§ **What is needed**
Report back each line of the records that contains the string "Благодарности".

===== Material provided

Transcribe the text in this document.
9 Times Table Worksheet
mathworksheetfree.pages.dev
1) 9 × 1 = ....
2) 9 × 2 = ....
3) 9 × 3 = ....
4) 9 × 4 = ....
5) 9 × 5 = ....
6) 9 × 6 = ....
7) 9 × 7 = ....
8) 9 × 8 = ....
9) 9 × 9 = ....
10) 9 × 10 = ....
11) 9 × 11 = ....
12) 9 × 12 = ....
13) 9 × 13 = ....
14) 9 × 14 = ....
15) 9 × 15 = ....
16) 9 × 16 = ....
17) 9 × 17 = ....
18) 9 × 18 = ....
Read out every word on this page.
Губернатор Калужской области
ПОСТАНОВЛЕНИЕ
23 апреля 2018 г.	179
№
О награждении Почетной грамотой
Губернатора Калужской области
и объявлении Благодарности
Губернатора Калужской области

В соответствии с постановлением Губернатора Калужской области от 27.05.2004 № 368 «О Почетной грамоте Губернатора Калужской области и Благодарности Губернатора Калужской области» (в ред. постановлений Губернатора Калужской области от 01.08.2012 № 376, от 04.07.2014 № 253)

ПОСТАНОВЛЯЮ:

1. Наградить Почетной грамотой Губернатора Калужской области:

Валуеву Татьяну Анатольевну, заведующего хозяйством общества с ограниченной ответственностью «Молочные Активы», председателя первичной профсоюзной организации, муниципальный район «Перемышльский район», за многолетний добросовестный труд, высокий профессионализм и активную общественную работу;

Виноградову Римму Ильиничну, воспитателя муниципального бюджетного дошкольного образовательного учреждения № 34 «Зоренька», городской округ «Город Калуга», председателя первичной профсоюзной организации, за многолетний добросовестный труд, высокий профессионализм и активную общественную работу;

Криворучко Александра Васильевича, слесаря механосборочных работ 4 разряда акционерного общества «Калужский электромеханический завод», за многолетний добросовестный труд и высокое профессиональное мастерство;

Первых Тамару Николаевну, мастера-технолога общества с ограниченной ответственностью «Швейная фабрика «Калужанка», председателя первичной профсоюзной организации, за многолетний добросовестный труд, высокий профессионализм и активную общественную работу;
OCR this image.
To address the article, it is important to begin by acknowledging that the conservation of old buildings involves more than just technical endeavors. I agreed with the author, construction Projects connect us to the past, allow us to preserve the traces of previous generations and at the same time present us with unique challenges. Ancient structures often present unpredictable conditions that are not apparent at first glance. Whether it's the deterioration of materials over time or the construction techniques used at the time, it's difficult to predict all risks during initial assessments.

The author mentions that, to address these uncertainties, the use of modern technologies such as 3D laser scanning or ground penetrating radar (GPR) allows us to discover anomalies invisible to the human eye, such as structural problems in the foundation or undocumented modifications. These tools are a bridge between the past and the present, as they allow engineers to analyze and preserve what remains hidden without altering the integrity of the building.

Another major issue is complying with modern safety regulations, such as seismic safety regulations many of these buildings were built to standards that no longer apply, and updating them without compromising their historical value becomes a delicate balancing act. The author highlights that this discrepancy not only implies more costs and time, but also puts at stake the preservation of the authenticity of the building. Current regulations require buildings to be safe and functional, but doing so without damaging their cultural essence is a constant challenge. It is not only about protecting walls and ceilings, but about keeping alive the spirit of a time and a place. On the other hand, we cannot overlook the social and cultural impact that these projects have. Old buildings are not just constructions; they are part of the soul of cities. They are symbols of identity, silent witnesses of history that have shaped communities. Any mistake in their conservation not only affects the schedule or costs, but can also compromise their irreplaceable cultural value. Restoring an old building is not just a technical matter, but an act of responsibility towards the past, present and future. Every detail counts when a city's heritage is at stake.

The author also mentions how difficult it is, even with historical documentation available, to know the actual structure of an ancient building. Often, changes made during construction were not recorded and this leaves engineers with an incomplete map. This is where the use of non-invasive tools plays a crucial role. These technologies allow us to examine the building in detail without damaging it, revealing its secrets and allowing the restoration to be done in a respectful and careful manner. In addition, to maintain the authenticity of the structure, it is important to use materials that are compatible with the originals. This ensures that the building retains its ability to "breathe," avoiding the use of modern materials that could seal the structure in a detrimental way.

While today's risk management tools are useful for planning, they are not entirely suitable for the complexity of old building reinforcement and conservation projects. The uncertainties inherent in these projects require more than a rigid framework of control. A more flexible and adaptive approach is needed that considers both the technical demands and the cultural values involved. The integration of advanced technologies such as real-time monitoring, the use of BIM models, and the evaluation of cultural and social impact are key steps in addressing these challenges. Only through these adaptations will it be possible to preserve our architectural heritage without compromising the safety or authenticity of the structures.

==========

§ **Response below**
и объявлении Благодарности
В соответствии с постановлением Губернатора Калужской области от 27.05.2004 № 368 «О Почетной грамоте Губернатора Калужской области и Благодарности Губернатора Калужской области» (в ред. постановлений Губернатора Калужской области от 01.08.2012 № 376, от 04.07.2014 № 253)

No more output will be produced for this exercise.